Provided records:
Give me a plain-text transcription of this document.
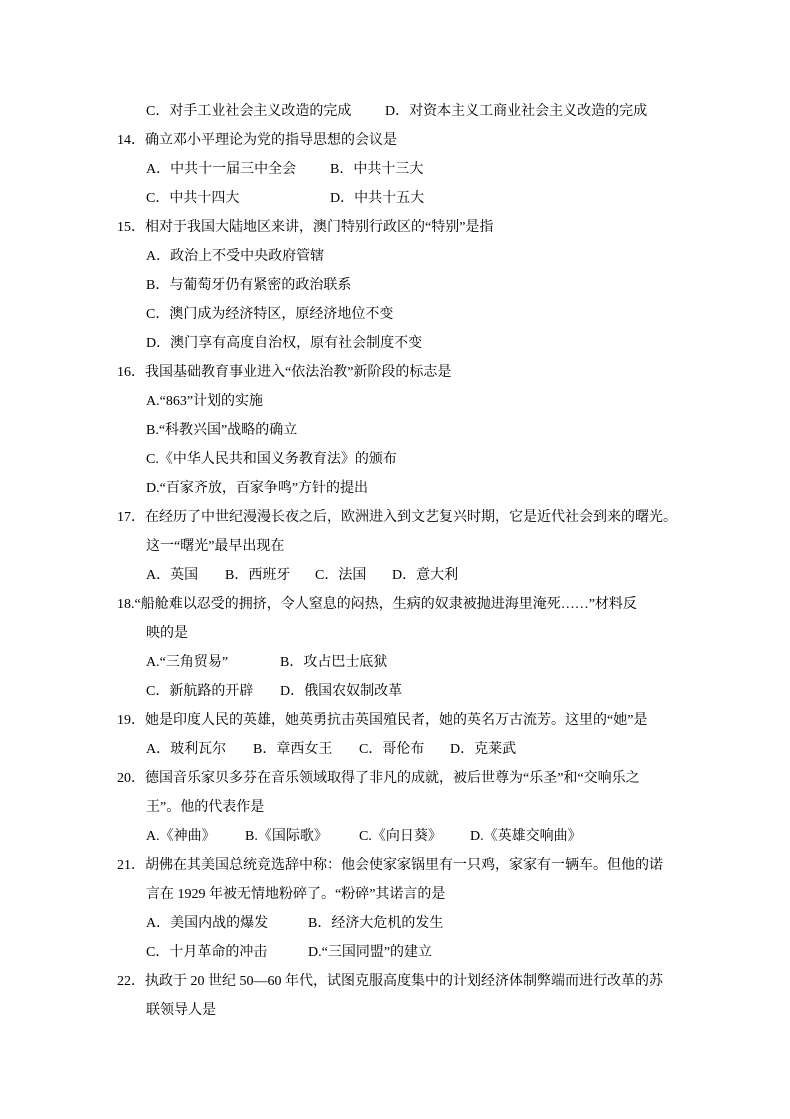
C．对手工业社会主义改造的完成 D．对资本主义工商业社会主义改造的完成
14．确立邓小平理论为党的指导思想的会议是
A．中共十一届三中全会 B．中共十三大
C．中共十四大	D．中共十五大
15．相对于我国大陆地区来讲，澳门特别行政区的“特别”是指
A．政治上不受中央政府管辖
B．与葡萄牙仍有紧密的政治联系
C．澳门成为经济特区，原经济地位不变
D．澳门享有高度自治权，原有社会制度不变
16．我国基础教育事业进入“依法治教”新阶段的标志是
A.“863”计划的实施
B.“科教兴国”战略的确立
C.《中华人民共和国义务教育法》的颁布
D.“百家齐放，百家争鸣”方针的提出
17．在经历了中世纪漫漫长夜之后，欧洲进入到文艺复兴时期，它是近代社会到来的曙光。
这一“曙光”最早出现在
A．英国 B．西班牙 C．法国 D．意大利
18.“船舱难以忍受的拥挤，令人窒息的闷热，生病的奴隶被抛进海里淹死……”材料反
映的是
A.“三角贸易”	B．攻占巴士底狱
C．新航路的开辟 D．俄国农奴制改革
19．她是印度人民的英雄，她英勇抗击英国殖民者，她的英名万古流芳。这里的“她”是
A．玻利瓦尔 B．章西女王 C．哥伦布 D．克莱武
20．德国音乐家贝多芬在音乐领域取得了非凡的成就，被后世尊为“乐圣”和“交响乐之
王”。他的代表作是
A.《神曲》 B.《国际歌》 C.《向日葵》 D.《英雄交响曲》
21．胡佛在其美国总统竞选辞中称：他会使家家锅里有一只鸡，家家有一辆车。但他的诺
言在 1929 年被无情地粉碎了。“粉碎”其诺言的是
A．美国内战的爆发	B．经济大危机的发生
C．十月革命的冲击	D.“三国同盟”的建立
22．执政于 20 世纪 50—60 年代，试图克服高度集中的计划经济体制弊端而进行改革的苏
联领导人是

Written exercise:
With the pictures omitted, reproduce the records in full and exactly.

Exercise answer:
Give me a plain-text transcription of this document.
C．对手工业社会主义改造的完成 D．对资本主义工商业社会主义改造的完成
14．确立邓小平理论为党的指导思想的会议是
A．中共十一届三中全会 B．中共十三大
C．中共十四大	D．中共十五大
15．相对于我国大陆地区来讲，澳门特别行政区的“特别”是指
A．政治上不受中央政府管辖
B．与葡萄牙仍有紧密的政治联系
C．澳门成为经济特区，原经济地位不变
D．澳门享有高度自治权，原有社会制度不变
16．我国基础教育事业进入“依法治教”新阶段的标志是
A.“863”计划的实施
B.“科教兴国”战略的确立
C.《中华人民共和国义务教育法》的颁布
D.“百家齐放，百家争鸣”方针的提出
17．在经历了中世纪漫漫长夜之后，欧洲进入到文艺复兴时期，它是近代社会到来的曙光。
这一“曙光”最早出现在
A．英国 B．西班牙 C．法国 D．意大利
18.“船舱难以忍受的拥挤，令人窒息的闷热，生病的奴隶被抛进海里淹死……”材料反
映的是
A.“三角贸易”	B．攻占巴士底狱
C．新航路的开辟 D．俄国农奴制改革
19．她是印度人民的英雄，她英勇抗击英国殖民者，她的英名万古流芳。这里的“她”是
A．玻利瓦尔 B．章西女王 C．哥伦布 D．克莱武
20．德国音乐家贝多芬在音乐领域取得了非凡的成就，被后世尊为“乐圣”和“交响乐之
王”。他的代表作是
A.《神曲》 B.《国际歌》 C.《向日葵》 D.《英雄交响曲》
21．胡佛在其美国总统竞选辞中称：他会使家家锅里有一只鸡，家家有一辆车。但他的诺
言在 1929 年被无情地粉碎了。“粉碎”其诺言的是
A．美国内战的爆发	B．经济大危机的发生
C．十月革命的冲击	D.“三国同盟”的建立
22．执政于 20 世纪 50—60 年代，试图克服高度集中的计划经济体制弊端而进行改革的苏
联领导人是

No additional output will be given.